[Dataset records on visual material]
-- START --

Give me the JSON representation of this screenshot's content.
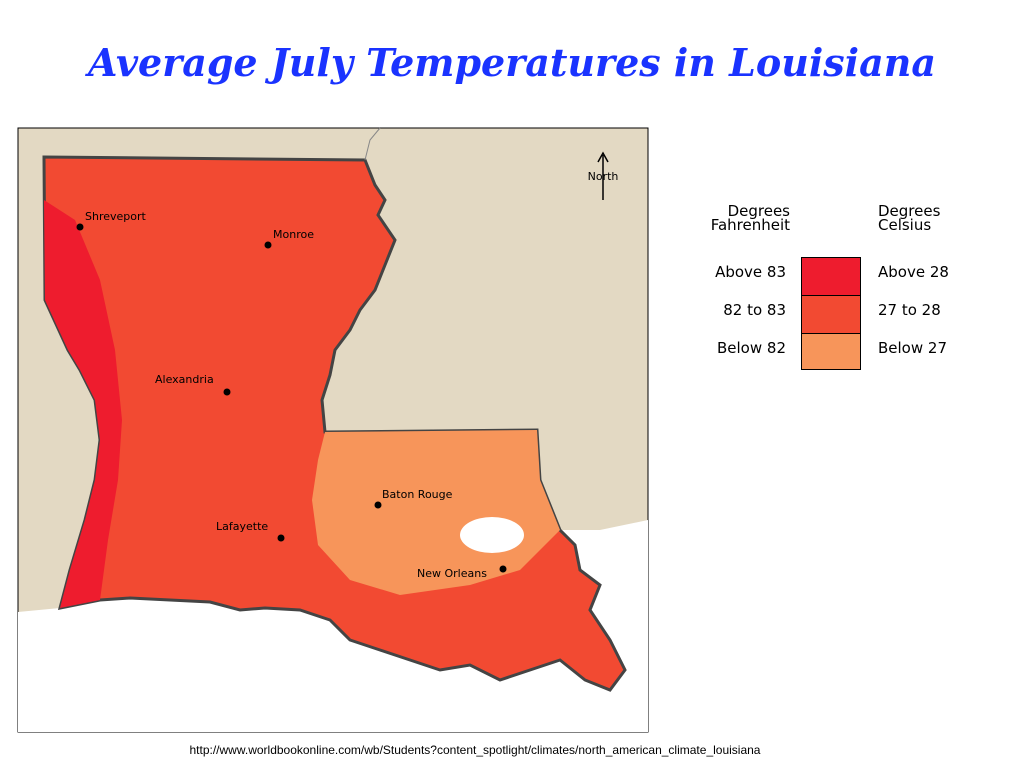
{
  "title": "Average July Temperatures in Louisiana",
  "map": {
    "north_label": "North",
    "cities": [
      "Shreveport",
      "Monroe",
      "Alexandria",
      "Baton Rouge",
      "Lafayette",
      "New Orleans"
    ]
  },
  "legend": {
    "fahrenheit_header": "Degrees Fahrenheit",
    "celsius_header": "Degrees Celsius",
    "rows": [
      {
        "fahrenheit": "Above 83",
        "celsius": "Above 28",
        "color": "#ee1c2e"
      },
      {
        "fahrenheit": "82 to 83",
        "celsius": "27 to 28",
        "color": "#f24a32"
      },
      {
        "fahrenheit": "Below 82",
        "celsius": "Below 27",
        "color": "#f7955a"
      }
    ]
  },
  "source_url": "http://www.worldbookonline.com/wb/Students?content_spotlight/climates/north_american_climate_louisiana"
}
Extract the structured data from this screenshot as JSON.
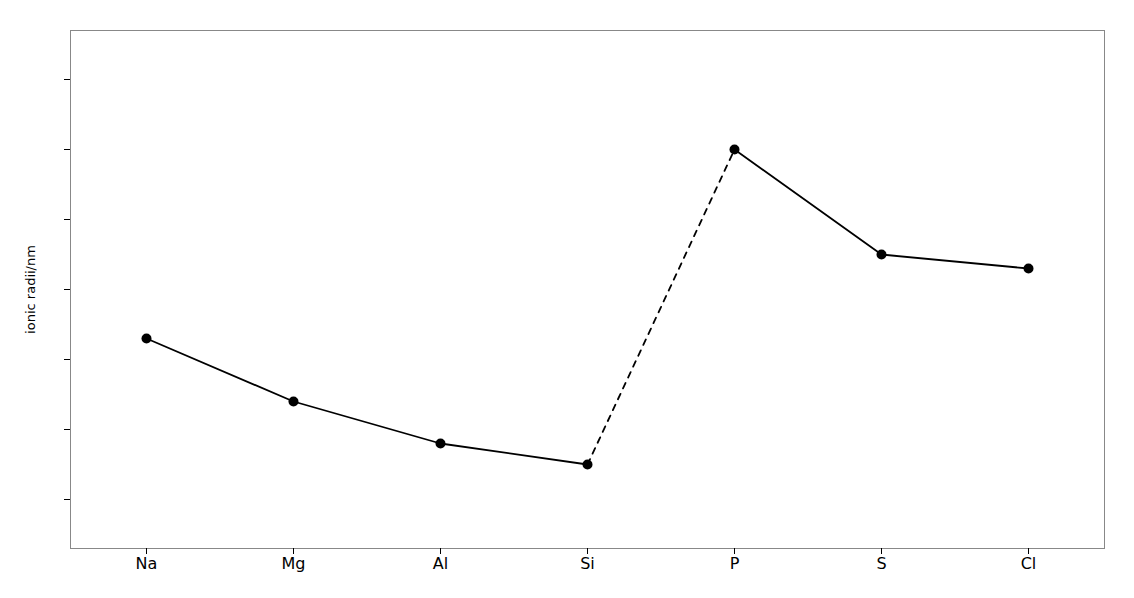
{
  "chart_data": {
    "type": "line",
    "ylabel": "ionic radii/nm",
    "categories": [
      "Na",
      "Mg",
      "Al",
      "Si",
      "P",
      "S",
      "Cl"
    ],
    "series": [
      {
        "color": "#000000",
        "marker": "circle",
        "line_style": "solid",
        "values": [
          0.58,
          0.49,
          0.43,
          0.4,
          null,
          null,
          null
        ]
      },
      {
        "color": "#000000",
        "marker": "circle",
        "line_style": "solid",
        "values": [
          null,
          null,
          null,
          null,
          0.85,
          0.7,
          0.68
        ]
      },
      {
        "color": "#000000",
        "marker": "none",
        "line_style": "dashed",
        "values": [
          null,
          null,
          null,
          0.4,
          0.85,
          null,
          null
        ]
      }
    ],
    "ylim": [
      0.28,
      1.02
    ],
    "yticks": [
      0.35,
      0.45,
      0.55,
      0.65,
      0.75,
      0.85,
      0.95
    ],
    "grid": false,
    "tick_labels": "x"
  }
}
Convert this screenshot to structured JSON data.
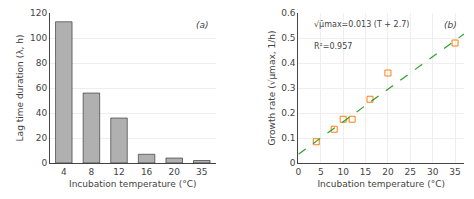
{
  "chart_data": [
    {
      "type": "bar",
      "categories": [
        "4",
        "8",
        "12",
        "16",
        "20",
        "35"
      ],
      "values": [
        113,
        56,
        36,
        7,
        4,
        2
      ],
      "color": "#b0b0b0",
      "xlabel": "Incubation temperature (°C)",
      "ylabel": "Lag time duration (λ, h)",
      "ylim": [
        0,
        120
      ],
      "yticks": [
        0,
        20,
        40,
        60,
        80,
        100,
        120
      ],
      "annotations": [
        "(a)"
      ]
    },
    {
      "type": "scatter",
      "series": [
        {
          "type": "scatter",
          "marker": "square",
          "x": [
            4,
            8,
            10,
            12,
            16,
            20,
            35
          ],
          "values": [
            0.085,
            0.135,
            0.175,
            0.175,
            0.255,
            0.36,
            0.48
          ]
        },
        {
          "type": "line",
          "line_style": "dashed",
          "x": [
            0,
            37
          ],
          "values": [
            0.0351,
            0.5161
          ]
        }
      ],
      "xlabel": "Incubation temperature (°C)",
      "ylabel": "Growth rate (√μmax, 1/h)",
      "xlim": [
        0,
        37
      ],
      "xticks": [
        0,
        5,
        10,
        15,
        20,
        25,
        30,
        35
      ],
      "ylim": [
        0,
        0.6
      ],
      "yticks": [
        0,
        0.1,
        0.2,
        0.3,
        0.4,
        0.5,
        0.6
      ],
      "annotations": [
        "(b)",
        "√μ̄max=0.013 (T + 2.7)",
        "R²=0.957"
      ]
    }
  ]
}
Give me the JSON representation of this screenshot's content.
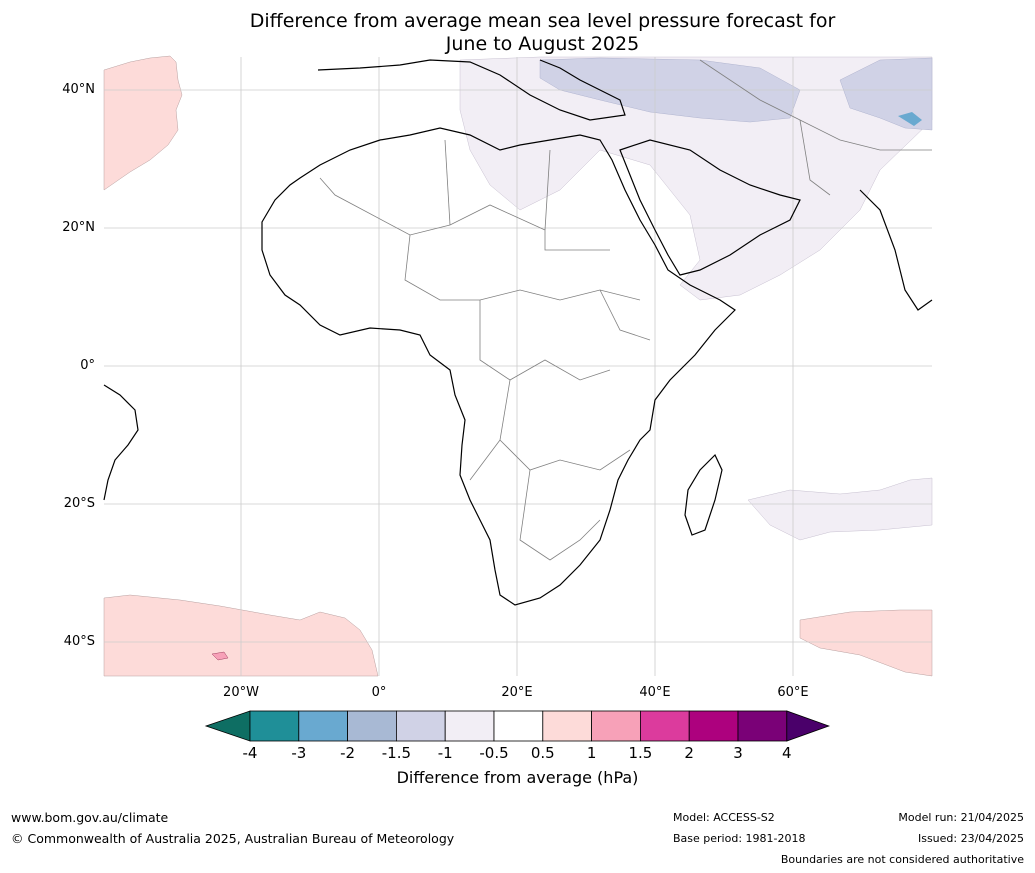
{
  "title_line1": "Difference from average mean sea level pressure forecast for",
  "title_line2": "June to August 2025",
  "lat_labels": [
    "40°N",
    "20°N",
    "0°",
    "20°S",
    "40°S"
  ],
  "lon_labels": [
    "20°W",
    "0°",
    "20°E",
    "40°E",
    "60°E"
  ],
  "colorbar": {
    "label": "Difference from average (hPa)",
    "ticks": [
      "-4",
      "-3",
      "-2",
      "-1.5",
      "-1",
      "-0.5",
      "0.5",
      "1",
      "1.5",
      "2",
      "3",
      "4"
    ],
    "colors": [
      "#0e6e63",
      "#1f8f98",
      "#69a9d0",
      "#a8b9d4",
      "#d0d2e6",
      "#f2eef5",
      "#ffffff",
      "#fddbd9",
      "#f7a1b8",
      "#dc3b9d",
      "#ad017e",
      "#7a0177",
      "#4a006a"
    ]
  },
  "footer": {
    "website": "www.bom.gov.au/climate",
    "copyright": "© Commonwealth of Australia 2025, Australian Bureau of Meteorology",
    "model": "Model: ACCESS-S2",
    "base_period": "Base period: 1981-2018",
    "model_run": "Model run: 21/04/2025",
    "issued": "Issued: 23/04/2025",
    "disclaimer": "Boundaries are not considered authoritative"
  }
}
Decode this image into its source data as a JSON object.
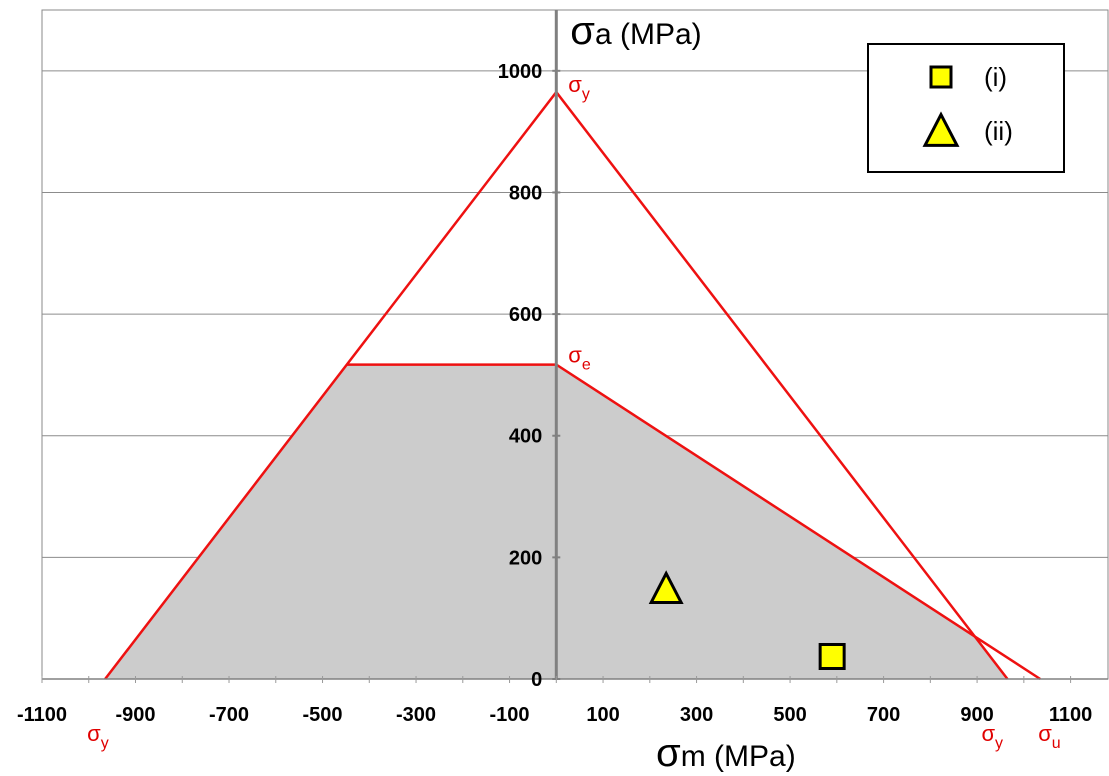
{
  "chart_data": {
    "type": "line",
    "xlabel": "σm (MPa)",
    "ylabel": "σa (MPa)",
    "xlim": [
      -1100,
      1180
    ],
    "ylim": [
      0,
      1100
    ],
    "x_ticks": [
      -1100,
      -900,
      -700,
      -500,
      -300,
      -100,
      100,
      300,
      500,
      700,
      900,
      1100
    ],
    "y_ticks": [
      0,
      200,
      400,
      600,
      800,
      1000
    ],
    "grid": "horizontal",
    "colors": {
      "envelope": "#ee1111",
      "safe_region": "#cccccc",
      "marker_fill": "#ffff00",
      "marker_edge": "#000000",
      "y_axis": "#808080"
    },
    "material": {
      "sigma_y": 965,
      "sigma_e": 517,
      "sigma_u": 1035
    },
    "lines": [
      {
        "id": "yield",
        "points": [
          [
            -965,
            0
          ],
          [
            0,
            965
          ],
          [
            965,
            0
          ]
        ]
      },
      {
        "id": "goodman",
        "points": [
          [
            -448,
            517
          ],
          [
            0,
            517
          ],
          [
            1035,
            0
          ]
        ]
      }
    ],
    "safe_region": [
      [
        -965,
        0
      ],
      [
        -448,
        517
      ],
      [
        0,
        517
      ],
      [
        898,
        67
      ],
      [
        965,
        0
      ]
    ],
    "annotations": [
      {
        "text": "σ",
        "sub": "y",
        "x": 0,
        "y": 965,
        "where": "peak"
      },
      {
        "text": "σ",
        "sub": "e",
        "x": 0,
        "y": 517,
        "where": "endurance"
      },
      {
        "text": "σ",
        "sub": "y",
        "x": -965,
        "y": 0,
        "where": "left-intercept"
      },
      {
        "text": "σ",
        "sub": "y",
        "x": 965,
        "y": 0,
        "where": "right-intercept"
      },
      {
        "text": "σ",
        "sub": "u",
        "x": 1035,
        "y": 0,
        "where": "ultimate"
      }
    ],
    "points": [
      {
        "name": "(i)",
        "marker": "square",
        "x": 590,
        "y": 37
      },
      {
        "name": "(ii)",
        "marker": "triangle",
        "x": 235,
        "y": 148
      }
    ],
    "legend": {
      "position": "top-right",
      "entries": [
        "(i)",
        "(ii)"
      ]
    }
  }
}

-- END --

**GOAL:** Omit the pictures and reproduce the listing exactly.

**RESULT:**
Give me the JSON representation of this screenshot's content.
{
  "title": "Average July Temperatures in Louisiana",
  "map": {
    "north_label": "North",
    "cities": [
      "Shreveport",
      "Monroe",
      "Alexandria",
      "Baton Rouge",
      "Lafayette",
      "New Orleans"
    ]
  },
  "legend": {
    "fahrenheit_header": "Degrees Fahrenheit",
    "celsius_header": "Degrees Celsius",
    "rows": [
      {
        "fahrenheit": "Above 83",
        "celsius": "Above 28",
        "color": "#ee1c2e"
      },
      {
        "fahrenheit": "82 to 83",
        "celsius": "27 to 28",
        "color": "#f24a32"
      },
      {
        "fahrenheit": "Below 82",
        "celsius": "Below 27",
        "color": "#f7955a"
      }
    ]
  },
  "source_url": "http://www.worldbookonline.com/wb/Students?content_spotlight/climates/north_american_climate_louisiana"
}
Extract the structured data from this screenshot as JSON.
{
  "chart_data": {
    "type": "line",
    "ylabel": "ionic radii/nm",
    "categories": [
      "Na",
      "Mg",
      "Al",
      "Si",
      "P",
      "S",
      "Cl"
    ],
    "series": [
      {
        "color": "#000000",
        "marker": "circle",
        "line_style": "solid",
        "values": [
          0.58,
          0.49,
          0.43,
          0.4,
          null,
          null,
          null
        ]
      },
      {
        "color": "#000000",
        "marker": "circle",
        "line_style": "solid",
        "values": [
          null,
          null,
          null,
          null,
          0.85,
          0.7,
          0.68
        ]
      },
      {
        "color": "#000000",
        "marker": "none",
        "line_style": "dashed",
        "values": [
          null,
          null,
          null,
          0.4,
          0.85,
          null,
          null
        ]
      }
    ],
    "ylim": [
      0.28,
      1.02
    ],
    "yticks": [
      0.35,
      0.45,
      0.55,
      0.65,
      0.75,
      0.85,
      0.95
    ],
    "grid": false,
    "tick_labels": "x"
  }
}
Convert this screenshot to structured JSON data.
{
  "chart_data": [
    {
      "type": "bar",
      "categories": [
        "4",
        "8",
        "12",
        "16",
        "20",
        "35"
      ],
      "values": [
        113,
        56,
        36,
        7,
        4,
        2
      ],
      "color": "#b0b0b0",
      "xlabel": "Incubation temperature (°C)",
      "ylabel": "Lag time duration (λ, h)",
      "ylim": [
        0,
        120
      ],
      "yticks": [
        0,
        20,
        40,
        60,
        80,
        100,
        120
      ],
      "annotations": [
        "(a)"
      ]
    },
    {
      "type": "scatter",
      "series": [
        {
          "type": "scatter",
          "marker": "square",
          "x": [
            4,
            8,
            10,
            12,
            16,
            20,
            35
          ],
          "values": [
            0.085,
            0.135,
            0.175,
            0.175,
            0.255,
            0.36,
            0.48
          ]
        },
        {
          "type": "line",
          "line_style": "dashed",
          "x": [
            0,
            37
          ],
          "values": [
            0.0351,
            0.5161
          ]
        }
      ],
      "xlabel": "Incubation temperature (°C)",
      "ylabel": "Growth rate (√μmax, 1/h)",
      "xlim": [
        0,
        37
      ],
      "xticks": [
        0,
        5,
        10,
        15,
        20,
        25,
        30,
        35
      ],
      "ylim": [
        0,
        0.6
      ],
      "yticks": [
        0,
        0.1,
        0.2,
        0.3,
        0.4,
        0.5,
        0.6
      ],
      "annotations": [
        "(b)",
        "√μ̄max=0.013 (T + 2.7)",
        "R²=0.957"
      ]
    }
  ]
}
Give me the JSON representation of this screenshot's content.
{
  "title_line1": "Difference from average mean sea level pressure forecast for",
  "title_line2": "June to August 2025",
  "lat_labels": [
    "40°N",
    "20°N",
    "0°",
    "20°S",
    "40°S"
  ],
  "lon_labels": [
    "20°W",
    "0°",
    "20°E",
    "40°E",
    "60°E"
  ],
  "colorbar": {
    "label": "Difference from average (hPa)",
    "ticks": [
      "-4",
      "-3",
      "-2",
      "-1.5",
      "-1",
      "-0.5",
      "0.5",
      "1",
      "1.5",
      "2",
      "3",
      "4"
    ],
    "colors": [
      "#0e6e63",
      "#1f8f98",
      "#69a9d0",
      "#a8b9d4",
      "#d0d2e6",
      "#f2eef5",
      "#ffffff",
      "#fddbd9",
      "#f7a1b8",
      "#dc3b9d",
      "#ad017e",
      "#7a0177",
      "#4a006a"
    ]
  },
  "footer": {
    "website": "www.bom.gov.au/climate",
    "copyright": "© Commonwealth of Australia 2025, Australian Bureau of Meteorology",
    "model": "Model: ACCESS-S2",
    "base_period": "Base period: 1981-2018",
    "model_run": "Model run: 21/04/2025",
    "issued": "Issued: 23/04/2025",
    "disclaimer": "Boundaries are not considered authoritative"
  }
}
Decode this image into its source data as a JSON object.
{
  "chart_data": {
    "type": "line",
    "xlabel": "σm (MPa)",
    "ylabel": "σa (MPa)",
    "xlim": [
      -1100,
      1180
    ],
    "ylim": [
      0,
      1100
    ],
    "x_ticks": [
      -1100,
      -900,
      -700,
      -500,
      -300,
      -100,
      100,
      300,
      500,
      700,
      900,
      1100
    ],
    "y_ticks": [
      0,
      200,
      400,
      600,
      800,
      1000
    ],
    "grid": "horizontal",
    "colors": {
      "envelope": "#ee1111",
      "safe_region": "#cccccc",
      "marker_fill": "#ffff00",
      "marker_edge": "#000000",
      "y_axis": "#808080"
    },
    "material": {
      "sigma_y": 965,
      "sigma_e": 517,
      "sigma_u": 1035
    },
    "lines": [
      {
        "id": "yield",
        "points": [
          [
            -965,
            0
          ],
          [
            0,
            965
          ],
          [
            965,
            0
          ]
        ]
      },
      {
        "id": "goodman",
        "points": [
          [
            -448,
            517
          ],
          [
            0,
            517
          ],
          [
            1035,
            0
          ]
        ]
      }
    ],
    "safe_region": [
      [
        -965,
        0
      ],
      [
        -448,
        517
      ],
      [
        0,
        517
      ],
      [
        898,
        67
      ],
      [
        965,
        0
      ]
    ],
    "annotations": [
      {
        "text": "σ",
        "sub": "y",
        "x": 0,
        "y": 965,
        "where": "peak"
      },
      {
        "text": "σ",
        "sub": "e",
        "x": 0,
        "y": 517,
        "where": "endurance"
      },
      {
        "text": "σ",
        "sub": "y",
        "x": -965,
        "y": 0,
        "where": "left-intercept"
      },
      {
        "text": "σ",
        "sub": "y",
        "x": 965,
        "y": 0,
        "where": "right-intercept"
      },
      {
        "text": "σ",
        "sub": "u",
        "x": 1035,
        "y": 0,
        "where": "ultimate"
      }
    ],
    "points": [
      {
        "name": "(i)",
        "marker": "square",
        "x": 590,
        "y": 37
      },
      {
        "name": "(ii)",
        "marker": "triangle",
        "x": 235,
        "y": 148
      }
    ],
    "legend": {
      "position": "top-right",
      "entries": [
        "(i)",
        "(ii)"
      ]
    }
  }
}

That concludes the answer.